## [Problem details]
Identify and pull out each line of the entries in which "most" occurs.

[Excerpts from a dataset]
★ ★ ★

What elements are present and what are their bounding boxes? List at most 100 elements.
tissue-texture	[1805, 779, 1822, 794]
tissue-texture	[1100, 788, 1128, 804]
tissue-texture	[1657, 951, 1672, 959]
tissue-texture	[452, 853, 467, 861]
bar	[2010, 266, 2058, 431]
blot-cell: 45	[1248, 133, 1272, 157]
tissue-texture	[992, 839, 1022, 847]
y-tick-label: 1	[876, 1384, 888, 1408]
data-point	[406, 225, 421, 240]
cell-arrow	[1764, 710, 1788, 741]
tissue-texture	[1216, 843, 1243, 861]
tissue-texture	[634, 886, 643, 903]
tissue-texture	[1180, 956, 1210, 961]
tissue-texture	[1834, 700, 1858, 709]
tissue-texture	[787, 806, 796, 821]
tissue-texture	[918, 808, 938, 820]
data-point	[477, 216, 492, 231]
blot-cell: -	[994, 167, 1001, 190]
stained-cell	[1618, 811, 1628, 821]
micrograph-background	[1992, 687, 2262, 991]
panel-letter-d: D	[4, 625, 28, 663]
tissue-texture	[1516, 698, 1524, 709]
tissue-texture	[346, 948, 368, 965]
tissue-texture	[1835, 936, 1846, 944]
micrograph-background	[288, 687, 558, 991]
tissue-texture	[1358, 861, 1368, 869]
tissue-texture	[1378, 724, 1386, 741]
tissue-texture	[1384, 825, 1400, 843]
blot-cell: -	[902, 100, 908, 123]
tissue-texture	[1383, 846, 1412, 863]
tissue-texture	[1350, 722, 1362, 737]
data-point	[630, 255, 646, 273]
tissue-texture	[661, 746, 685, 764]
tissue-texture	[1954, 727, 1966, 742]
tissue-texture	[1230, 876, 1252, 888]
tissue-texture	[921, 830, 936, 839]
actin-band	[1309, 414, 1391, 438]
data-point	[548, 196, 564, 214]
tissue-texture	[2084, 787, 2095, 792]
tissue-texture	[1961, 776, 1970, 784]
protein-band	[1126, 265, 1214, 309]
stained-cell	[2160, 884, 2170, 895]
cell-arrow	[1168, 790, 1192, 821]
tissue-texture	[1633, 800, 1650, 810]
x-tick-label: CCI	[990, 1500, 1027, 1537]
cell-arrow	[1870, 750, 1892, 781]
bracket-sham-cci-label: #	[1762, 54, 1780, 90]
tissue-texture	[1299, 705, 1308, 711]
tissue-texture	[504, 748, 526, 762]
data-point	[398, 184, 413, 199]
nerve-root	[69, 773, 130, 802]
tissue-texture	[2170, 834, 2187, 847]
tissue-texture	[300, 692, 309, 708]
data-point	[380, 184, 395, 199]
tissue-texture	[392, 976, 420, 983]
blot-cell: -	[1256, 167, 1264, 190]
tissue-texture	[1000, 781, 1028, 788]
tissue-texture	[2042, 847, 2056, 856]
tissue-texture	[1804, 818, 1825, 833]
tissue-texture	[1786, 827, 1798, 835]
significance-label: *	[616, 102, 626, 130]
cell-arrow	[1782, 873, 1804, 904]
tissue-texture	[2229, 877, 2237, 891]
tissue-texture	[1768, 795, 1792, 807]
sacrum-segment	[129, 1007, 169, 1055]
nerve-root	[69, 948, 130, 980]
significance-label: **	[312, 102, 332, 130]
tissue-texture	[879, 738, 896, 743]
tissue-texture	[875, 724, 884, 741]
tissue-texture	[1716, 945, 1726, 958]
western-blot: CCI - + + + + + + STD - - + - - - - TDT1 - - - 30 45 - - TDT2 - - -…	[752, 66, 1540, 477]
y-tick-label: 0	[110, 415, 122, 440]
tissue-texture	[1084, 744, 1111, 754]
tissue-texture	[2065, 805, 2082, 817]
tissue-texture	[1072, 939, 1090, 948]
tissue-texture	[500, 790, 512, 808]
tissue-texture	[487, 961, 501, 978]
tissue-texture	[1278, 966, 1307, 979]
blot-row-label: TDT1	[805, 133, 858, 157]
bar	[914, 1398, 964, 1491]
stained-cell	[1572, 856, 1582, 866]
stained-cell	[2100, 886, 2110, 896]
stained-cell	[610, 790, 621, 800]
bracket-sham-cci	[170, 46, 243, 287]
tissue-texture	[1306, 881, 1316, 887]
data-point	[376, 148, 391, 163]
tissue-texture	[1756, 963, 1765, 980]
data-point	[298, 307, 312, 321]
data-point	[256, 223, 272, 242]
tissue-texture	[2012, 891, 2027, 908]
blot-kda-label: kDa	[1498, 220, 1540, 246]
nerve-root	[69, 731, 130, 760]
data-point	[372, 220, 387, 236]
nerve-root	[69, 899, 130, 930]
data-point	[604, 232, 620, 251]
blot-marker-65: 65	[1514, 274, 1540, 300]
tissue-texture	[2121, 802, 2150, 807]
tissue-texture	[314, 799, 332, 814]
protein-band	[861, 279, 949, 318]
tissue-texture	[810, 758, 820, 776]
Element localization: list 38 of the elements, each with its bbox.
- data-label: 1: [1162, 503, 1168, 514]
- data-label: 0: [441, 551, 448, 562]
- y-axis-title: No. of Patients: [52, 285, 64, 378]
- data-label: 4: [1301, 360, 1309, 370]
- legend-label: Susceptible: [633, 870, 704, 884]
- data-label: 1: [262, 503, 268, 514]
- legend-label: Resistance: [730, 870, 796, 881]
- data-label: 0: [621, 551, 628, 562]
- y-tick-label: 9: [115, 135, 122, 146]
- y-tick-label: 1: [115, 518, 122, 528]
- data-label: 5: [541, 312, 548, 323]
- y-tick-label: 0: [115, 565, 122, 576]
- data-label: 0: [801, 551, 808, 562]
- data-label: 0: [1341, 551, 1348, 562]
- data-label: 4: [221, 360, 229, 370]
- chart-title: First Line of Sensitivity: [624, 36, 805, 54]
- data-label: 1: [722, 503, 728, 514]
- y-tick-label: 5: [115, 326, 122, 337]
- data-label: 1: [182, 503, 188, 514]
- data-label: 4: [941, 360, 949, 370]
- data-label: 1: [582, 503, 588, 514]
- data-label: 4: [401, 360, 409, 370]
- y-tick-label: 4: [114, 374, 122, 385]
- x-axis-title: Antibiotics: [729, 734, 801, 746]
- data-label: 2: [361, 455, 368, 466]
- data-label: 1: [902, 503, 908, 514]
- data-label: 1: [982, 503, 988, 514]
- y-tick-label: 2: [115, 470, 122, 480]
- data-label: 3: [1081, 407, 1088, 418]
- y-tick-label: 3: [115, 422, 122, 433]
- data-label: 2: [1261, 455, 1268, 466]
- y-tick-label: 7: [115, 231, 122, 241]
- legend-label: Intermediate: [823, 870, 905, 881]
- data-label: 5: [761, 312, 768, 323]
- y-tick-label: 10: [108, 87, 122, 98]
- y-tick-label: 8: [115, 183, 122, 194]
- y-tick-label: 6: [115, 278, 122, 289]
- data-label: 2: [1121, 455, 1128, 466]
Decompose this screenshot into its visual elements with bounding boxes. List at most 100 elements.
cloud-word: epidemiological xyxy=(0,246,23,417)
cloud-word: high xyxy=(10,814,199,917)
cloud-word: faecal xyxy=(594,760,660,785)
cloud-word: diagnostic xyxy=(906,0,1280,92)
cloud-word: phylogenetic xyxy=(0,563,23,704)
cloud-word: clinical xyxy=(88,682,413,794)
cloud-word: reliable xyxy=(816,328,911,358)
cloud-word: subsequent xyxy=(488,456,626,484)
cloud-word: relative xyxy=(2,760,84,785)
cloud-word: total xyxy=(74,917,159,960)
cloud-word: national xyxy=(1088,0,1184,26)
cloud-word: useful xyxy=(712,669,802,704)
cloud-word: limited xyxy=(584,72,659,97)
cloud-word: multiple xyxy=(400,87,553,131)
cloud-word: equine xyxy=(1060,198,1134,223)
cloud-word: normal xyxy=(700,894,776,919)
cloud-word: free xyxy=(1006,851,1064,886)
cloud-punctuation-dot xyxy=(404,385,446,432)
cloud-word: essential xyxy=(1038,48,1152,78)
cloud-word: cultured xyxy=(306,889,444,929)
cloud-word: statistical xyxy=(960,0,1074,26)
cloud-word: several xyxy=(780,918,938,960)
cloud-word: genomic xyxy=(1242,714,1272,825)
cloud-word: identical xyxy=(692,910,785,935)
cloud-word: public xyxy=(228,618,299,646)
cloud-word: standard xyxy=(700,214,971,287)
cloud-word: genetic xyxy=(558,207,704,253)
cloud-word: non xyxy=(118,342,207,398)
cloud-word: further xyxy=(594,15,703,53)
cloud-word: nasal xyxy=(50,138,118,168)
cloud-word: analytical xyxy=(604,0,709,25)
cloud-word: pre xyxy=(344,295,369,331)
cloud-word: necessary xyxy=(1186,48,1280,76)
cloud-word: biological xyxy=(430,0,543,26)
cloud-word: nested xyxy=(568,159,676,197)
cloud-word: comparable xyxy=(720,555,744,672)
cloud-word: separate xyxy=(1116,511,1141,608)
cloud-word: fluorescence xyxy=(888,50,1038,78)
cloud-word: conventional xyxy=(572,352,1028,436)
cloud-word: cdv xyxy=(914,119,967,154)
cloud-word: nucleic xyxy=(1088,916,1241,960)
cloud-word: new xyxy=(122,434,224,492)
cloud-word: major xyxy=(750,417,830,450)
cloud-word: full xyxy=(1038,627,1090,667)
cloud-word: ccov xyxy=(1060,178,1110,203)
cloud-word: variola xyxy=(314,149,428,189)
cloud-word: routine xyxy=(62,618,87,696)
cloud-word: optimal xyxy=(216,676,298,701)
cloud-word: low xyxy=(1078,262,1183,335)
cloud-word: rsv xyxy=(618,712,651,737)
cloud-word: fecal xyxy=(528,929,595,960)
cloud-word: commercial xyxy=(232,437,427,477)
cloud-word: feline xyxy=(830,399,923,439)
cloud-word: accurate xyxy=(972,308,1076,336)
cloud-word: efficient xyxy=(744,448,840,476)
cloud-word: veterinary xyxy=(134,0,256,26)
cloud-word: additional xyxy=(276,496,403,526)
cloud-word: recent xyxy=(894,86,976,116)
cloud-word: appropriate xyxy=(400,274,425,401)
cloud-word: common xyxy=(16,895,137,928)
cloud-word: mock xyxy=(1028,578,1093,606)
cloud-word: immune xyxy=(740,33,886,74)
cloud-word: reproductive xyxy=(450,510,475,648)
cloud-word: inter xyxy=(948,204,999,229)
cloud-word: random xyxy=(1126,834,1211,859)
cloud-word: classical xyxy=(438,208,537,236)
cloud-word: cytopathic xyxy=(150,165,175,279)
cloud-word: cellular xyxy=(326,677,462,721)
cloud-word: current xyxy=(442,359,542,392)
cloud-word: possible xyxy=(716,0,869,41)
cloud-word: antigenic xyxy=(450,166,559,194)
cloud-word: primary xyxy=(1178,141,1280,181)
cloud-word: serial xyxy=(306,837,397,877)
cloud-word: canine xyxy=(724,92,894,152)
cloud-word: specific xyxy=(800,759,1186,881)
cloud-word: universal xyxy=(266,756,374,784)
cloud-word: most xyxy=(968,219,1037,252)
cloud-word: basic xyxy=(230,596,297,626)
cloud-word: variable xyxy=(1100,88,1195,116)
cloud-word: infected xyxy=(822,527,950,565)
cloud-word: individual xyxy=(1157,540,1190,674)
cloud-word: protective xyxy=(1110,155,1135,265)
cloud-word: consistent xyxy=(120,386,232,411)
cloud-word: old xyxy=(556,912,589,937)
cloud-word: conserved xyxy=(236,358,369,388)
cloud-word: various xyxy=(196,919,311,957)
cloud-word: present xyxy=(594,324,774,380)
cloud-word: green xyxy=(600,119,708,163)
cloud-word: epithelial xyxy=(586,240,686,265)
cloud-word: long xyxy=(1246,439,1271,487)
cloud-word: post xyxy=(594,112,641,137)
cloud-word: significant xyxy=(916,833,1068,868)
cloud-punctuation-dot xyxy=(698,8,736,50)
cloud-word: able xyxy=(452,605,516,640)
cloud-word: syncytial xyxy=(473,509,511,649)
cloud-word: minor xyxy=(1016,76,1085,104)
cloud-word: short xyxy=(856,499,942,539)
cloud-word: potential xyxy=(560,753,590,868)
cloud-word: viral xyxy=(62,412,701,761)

★ ★ ★

## [Solved exercise]
What elements are present and what are their bounding boxes? List at most 100 elements.
Decompose this screenshot into its visual elements with bounding boxes. List at most 100 elements.
cloud-word: most xyxy=(968,219,1037,252)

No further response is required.